Data entries for graphics:
----------------

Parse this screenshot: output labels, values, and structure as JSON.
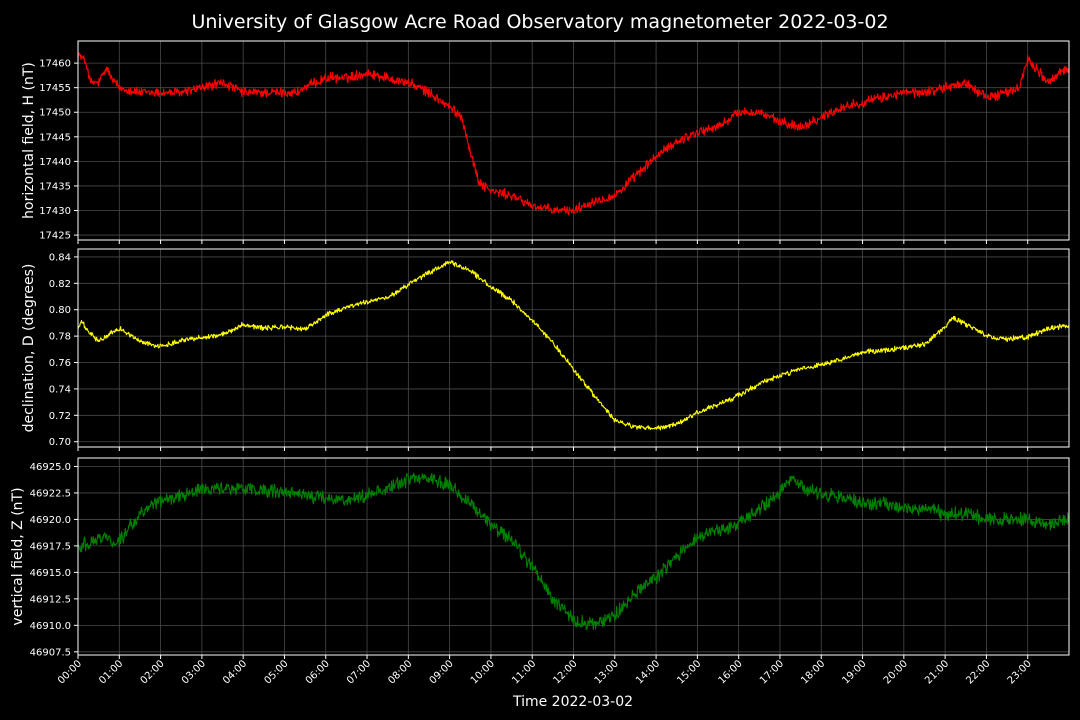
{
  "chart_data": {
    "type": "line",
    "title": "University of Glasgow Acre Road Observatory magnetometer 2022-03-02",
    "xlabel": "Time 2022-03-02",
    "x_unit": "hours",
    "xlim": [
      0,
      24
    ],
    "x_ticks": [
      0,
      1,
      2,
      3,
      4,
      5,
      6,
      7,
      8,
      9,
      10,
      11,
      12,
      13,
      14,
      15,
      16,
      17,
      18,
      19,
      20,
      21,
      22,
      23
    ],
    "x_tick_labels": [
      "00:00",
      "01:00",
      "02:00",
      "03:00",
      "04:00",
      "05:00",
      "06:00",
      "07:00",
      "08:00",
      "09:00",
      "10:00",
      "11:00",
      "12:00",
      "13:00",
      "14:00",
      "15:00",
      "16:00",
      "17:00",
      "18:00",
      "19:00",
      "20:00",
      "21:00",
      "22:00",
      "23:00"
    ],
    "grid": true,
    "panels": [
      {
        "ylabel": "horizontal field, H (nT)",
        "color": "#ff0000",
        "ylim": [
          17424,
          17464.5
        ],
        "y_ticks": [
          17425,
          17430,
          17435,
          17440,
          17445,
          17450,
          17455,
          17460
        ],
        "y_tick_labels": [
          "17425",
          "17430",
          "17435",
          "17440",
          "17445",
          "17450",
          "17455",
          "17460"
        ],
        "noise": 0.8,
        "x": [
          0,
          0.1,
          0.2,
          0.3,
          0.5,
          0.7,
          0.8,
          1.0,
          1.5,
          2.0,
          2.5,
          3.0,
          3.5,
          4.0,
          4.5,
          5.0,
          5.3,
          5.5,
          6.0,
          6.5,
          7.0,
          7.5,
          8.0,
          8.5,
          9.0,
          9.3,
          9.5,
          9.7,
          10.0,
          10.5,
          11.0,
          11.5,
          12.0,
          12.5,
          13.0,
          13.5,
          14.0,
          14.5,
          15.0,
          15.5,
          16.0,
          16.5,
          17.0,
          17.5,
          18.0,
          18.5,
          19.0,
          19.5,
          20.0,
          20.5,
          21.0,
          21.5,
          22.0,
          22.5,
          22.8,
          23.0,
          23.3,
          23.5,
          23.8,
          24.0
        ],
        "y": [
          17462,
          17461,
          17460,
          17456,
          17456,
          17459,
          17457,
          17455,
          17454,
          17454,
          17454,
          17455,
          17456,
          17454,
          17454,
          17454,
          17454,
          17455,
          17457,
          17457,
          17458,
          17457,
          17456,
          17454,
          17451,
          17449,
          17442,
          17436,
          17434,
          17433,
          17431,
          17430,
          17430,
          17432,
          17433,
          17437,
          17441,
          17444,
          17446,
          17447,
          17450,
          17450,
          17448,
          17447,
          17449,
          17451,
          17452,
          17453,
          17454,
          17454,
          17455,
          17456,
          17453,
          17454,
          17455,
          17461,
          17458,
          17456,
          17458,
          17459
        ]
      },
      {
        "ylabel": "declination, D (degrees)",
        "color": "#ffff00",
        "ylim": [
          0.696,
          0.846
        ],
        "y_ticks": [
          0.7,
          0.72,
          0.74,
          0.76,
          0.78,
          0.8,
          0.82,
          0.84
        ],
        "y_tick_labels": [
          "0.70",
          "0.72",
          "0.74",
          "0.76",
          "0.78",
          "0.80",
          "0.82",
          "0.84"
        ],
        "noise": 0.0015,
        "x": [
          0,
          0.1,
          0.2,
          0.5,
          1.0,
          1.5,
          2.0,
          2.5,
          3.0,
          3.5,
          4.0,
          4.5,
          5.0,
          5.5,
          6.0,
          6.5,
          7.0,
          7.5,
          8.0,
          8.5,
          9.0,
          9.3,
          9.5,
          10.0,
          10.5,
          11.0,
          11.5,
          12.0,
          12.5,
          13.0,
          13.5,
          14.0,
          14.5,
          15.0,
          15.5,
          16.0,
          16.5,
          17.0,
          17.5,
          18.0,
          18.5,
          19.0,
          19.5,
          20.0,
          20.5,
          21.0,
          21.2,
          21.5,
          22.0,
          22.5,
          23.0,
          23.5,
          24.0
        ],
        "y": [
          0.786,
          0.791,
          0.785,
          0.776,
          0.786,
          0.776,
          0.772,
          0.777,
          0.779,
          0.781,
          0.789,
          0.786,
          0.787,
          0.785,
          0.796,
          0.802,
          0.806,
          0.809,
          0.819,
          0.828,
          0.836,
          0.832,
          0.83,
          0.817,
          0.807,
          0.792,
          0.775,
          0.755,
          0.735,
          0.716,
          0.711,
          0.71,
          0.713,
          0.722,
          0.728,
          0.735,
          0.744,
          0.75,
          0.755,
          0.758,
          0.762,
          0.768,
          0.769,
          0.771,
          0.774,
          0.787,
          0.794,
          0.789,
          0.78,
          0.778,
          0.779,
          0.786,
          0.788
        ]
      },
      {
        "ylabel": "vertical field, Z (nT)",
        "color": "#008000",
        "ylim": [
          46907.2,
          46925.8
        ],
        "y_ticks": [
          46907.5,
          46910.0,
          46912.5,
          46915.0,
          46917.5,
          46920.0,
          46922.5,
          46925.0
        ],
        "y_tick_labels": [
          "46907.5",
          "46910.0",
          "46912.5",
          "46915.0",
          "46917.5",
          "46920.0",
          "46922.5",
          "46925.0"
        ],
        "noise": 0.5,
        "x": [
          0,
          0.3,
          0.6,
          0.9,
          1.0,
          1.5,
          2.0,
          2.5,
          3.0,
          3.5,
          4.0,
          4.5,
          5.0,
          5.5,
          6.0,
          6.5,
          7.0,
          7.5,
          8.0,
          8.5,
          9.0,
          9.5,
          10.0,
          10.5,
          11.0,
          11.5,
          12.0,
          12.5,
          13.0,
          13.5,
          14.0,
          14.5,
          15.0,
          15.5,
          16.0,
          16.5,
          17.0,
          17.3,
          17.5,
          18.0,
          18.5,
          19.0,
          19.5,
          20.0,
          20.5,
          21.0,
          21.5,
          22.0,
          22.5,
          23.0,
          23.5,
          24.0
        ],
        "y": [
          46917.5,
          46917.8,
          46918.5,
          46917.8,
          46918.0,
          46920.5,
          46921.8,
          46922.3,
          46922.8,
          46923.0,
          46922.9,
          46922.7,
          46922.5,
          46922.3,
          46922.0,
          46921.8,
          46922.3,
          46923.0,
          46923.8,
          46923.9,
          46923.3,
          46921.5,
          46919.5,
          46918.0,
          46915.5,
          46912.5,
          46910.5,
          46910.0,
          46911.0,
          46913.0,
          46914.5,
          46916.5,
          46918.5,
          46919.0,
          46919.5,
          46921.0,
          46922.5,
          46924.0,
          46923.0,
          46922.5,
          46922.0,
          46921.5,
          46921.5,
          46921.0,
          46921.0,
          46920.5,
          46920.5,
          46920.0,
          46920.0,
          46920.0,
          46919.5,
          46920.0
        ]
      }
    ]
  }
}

----------------

**Written problem:** Without the pictures, print the records in full, exactly as they appear.

**Complete output:**
Parse this screenshot: output labels, values, and structure as JSON.
{
  "chart_data": {
    "type": "line",
    "title": "University of Glasgow Acre Road Observatory magnetometer 2022-03-02",
    "xlabel": "Time 2022-03-02",
    "x_unit": "hours",
    "xlim": [
      0,
      24
    ],
    "x_ticks": [
      0,
      1,
      2,
      3,
      4,
      5,
      6,
      7,
      8,
      9,
      10,
      11,
      12,
      13,
      14,
      15,
      16,
      17,
      18,
      19,
      20,
      21,
      22,
      23
    ],
    "x_tick_labels": [
      "00:00",
      "01:00",
      "02:00",
      "03:00",
      "04:00",
      "05:00",
      "06:00",
      "07:00",
      "08:00",
      "09:00",
      "10:00",
      "11:00",
      "12:00",
      "13:00",
      "14:00",
      "15:00",
      "16:00",
      "17:00",
      "18:00",
      "19:00",
      "20:00",
      "21:00",
      "22:00",
      "23:00"
    ],
    "grid": true,
    "panels": [
      {
        "ylabel": "horizontal field, H (nT)",
        "color": "#ff0000",
        "ylim": [
          17424,
          17464.5
        ],
        "y_ticks": [
          17425,
          17430,
          17435,
          17440,
          17445,
          17450,
          17455,
          17460
        ],
        "y_tick_labels": [
          "17425",
          "17430",
          "17435",
          "17440",
          "17445",
          "17450",
          "17455",
          "17460"
        ],
        "noise": 0.8,
        "x": [
          0,
          0.1,
          0.2,
          0.3,
          0.5,
          0.7,
          0.8,
          1.0,
          1.5,
          2.0,
          2.5,
          3.0,
          3.5,
          4.0,
          4.5,
          5.0,
          5.3,
          5.5,
          6.0,
          6.5,
          7.0,
          7.5,
          8.0,
          8.5,
          9.0,
          9.3,
          9.5,
          9.7,
          10.0,
          10.5,
          11.0,
          11.5,
          12.0,
          12.5,
          13.0,
          13.5,
          14.0,
          14.5,
          15.0,
          15.5,
          16.0,
          16.5,
          17.0,
          17.5,
          18.0,
          18.5,
          19.0,
          19.5,
          20.0,
          20.5,
          21.0,
          21.5,
          22.0,
          22.5,
          22.8,
          23.0,
          23.3,
          23.5,
          23.8,
          24.0
        ],
        "y": [
          17462,
          17461,
          17460,
          17456,
          17456,
          17459,
          17457,
          17455,
          17454,
          17454,
          17454,
          17455,
          17456,
          17454,
          17454,
          17454,
          17454,
          17455,
          17457,
          17457,
          17458,
          17457,
          17456,
          17454,
          17451,
          17449,
          17442,
          17436,
          17434,
          17433,
          17431,
          17430,
          17430,
          17432,
          17433,
          17437,
          17441,
          17444,
          17446,
          17447,
          17450,
          17450,
          17448,
          17447,
          17449,
          17451,
          17452,
          17453,
          17454,
          17454,
          17455,
          17456,
          17453,
          17454,
          17455,
          17461,
          17458,
          17456,
          17458,
          17459
        ]
      },
      {
        "ylabel": "declination, D (degrees)",
        "color": "#ffff00",
        "ylim": [
          0.696,
          0.846
        ],
        "y_ticks": [
          0.7,
          0.72,
          0.74,
          0.76,
          0.78,
          0.8,
          0.82,
          0.84
        ],
        "y_tick_labels": [
          "0.70",
          "0.72",
          "0.74",
          "0.76",
          "0.78",
          "0.80",
          "0.82",
          "0.84"
        ],
        "noise": 0.0015,
        "x": [
          0,
          0.1,
          0.2,
          0.5,
          1.0,
          1.5,
          2.0,
          2.5,
          3.0,
          3.5,
          4.0,
          4.5,
          5.0,
          5.5,
          6.0,
          6.5,
          7.0,
          7.5,
          8.0,
          8.5,
          9.0,
          9.3,
          9.5,
          10.0,
          10.5,
          11.0,
          11.5,
          12.0,
          12.5,
          13.0,
          13.5,
          14.0,
          14.5,
          15.0,
          15.5,
          16.0,
          16.5,
          17.0,
          17.5,
          18.0,
          18.5,
          19.0,
          19.5,
          20.0,
          20.5,
          21.0,
          21.2,
          21.5,
          22.0,
          22.5,
          23.0,
          23.5,
          24.0
        ],
        "y": [
          0.786,
          0.791,
          0.785,
          0.776,
          0.786,
          0.776,
          0.772,
          0.777,
          0.779,
          0.781,
          0.789,
          0.786,
          0.787,
          0.785,
          0.796,
          0.802,
          0.806,
          0.809,
          0.819,
          0.828,
          0.836,
          0.832,
          0.83,
          0.817,
          0.807,
          0.792,
          0.775,
          0.755,
          0.735,
          0.716,
          0.711,
          0.71,
          0.713,
          0.722,
          0.728,
          0.735,
          0.744,
          0.75,
          0.755,
          0.758,
          0.762,
          0.768,
          0.769,
          0.771,
          0.774,
          0.787,
          0.794,
          0.789,
          0.78,
          0.778,
          0.779,
          0.786,
          0.788
        ]
      },
      {
        "ylabel": "vertical field, Z (nT)",
        "color": "#008000",
        "ylim": [
          46907.2,
          46925.8
        ],
        "y_ticks": [
          46907.5,
          46910.0,
          46912.5,
          46915.0,
          46917.5,
          46920.0,
          46922.5,
          46925.0
        ],
        "y_tick_labels": [
          "46907.5",
          "46910.0",
          "46912.5",
          "46915.0",
          "46917.5",
          "46920.0",
          "46922.5",
          "46925.0"
        ],
        "noise": 0.5,
        "x": [
          0,
          0.3,
          0.6,
          0.9,
          1.0,
          1.5,
          2.0,
          2.5,
          3.0,
          3.5,
          4.0,
          4.5,
          5.0,
          5.5,
          6.0,
          6.5,
          7.0,
          7.5,
          8.0,
          8.5,
          9.0,
          9.5,
          10.0,
          10.5,
          11.0,
          11.5,
          12.0,
          12.5,
          13.0,
          13.5,
          14.0,
          14.5,
          15.0,
          15.5,
          16.0,
          16.5,
          17.0,
          17.3,
          17.5,
          18.0,
          18.5,
          19.0,
          19.5,
          20.0,
          20.5,
          21.0,
          21.5,
          22.0,
          22.5,
          23.0,
          23.5,
          24.0
        ],
        "y": [
          46917.5,
          46917.8,
          46918.5,
          46917.8,
          46918.0,
          46920.5,
          46921.8,
          46922.3,
          46922.8,
          46923.0,
          46922.9,
          46922.7,
          46922.5,
          46922.3,
          46922.0,
          46921.8,
          46922.3,
          46923.0,
          46923.8,
          46923.9,
          46923.3,
          46921.5,
          46919.5,
          46918.0,
          46915.5,
          46912.5,
          46910.5,
          46910.0,
          46911.0,
          46913.0,
          46914.5,
          46916.5,
          46918.5,
          46919.0,
          46919.5,
          46921.0,
          46922.5,
          46924.0,
          46923.0,
          46922.5,
          46922.0,
          46921.5,
          46921.5,
          46921.0,
          46921.0,
          46920.5,
          46920.5,
          46920.0,
          46920.0,
          46920.0,
          46919.5,
          46920.0
        ]
      }
    ]
  }
}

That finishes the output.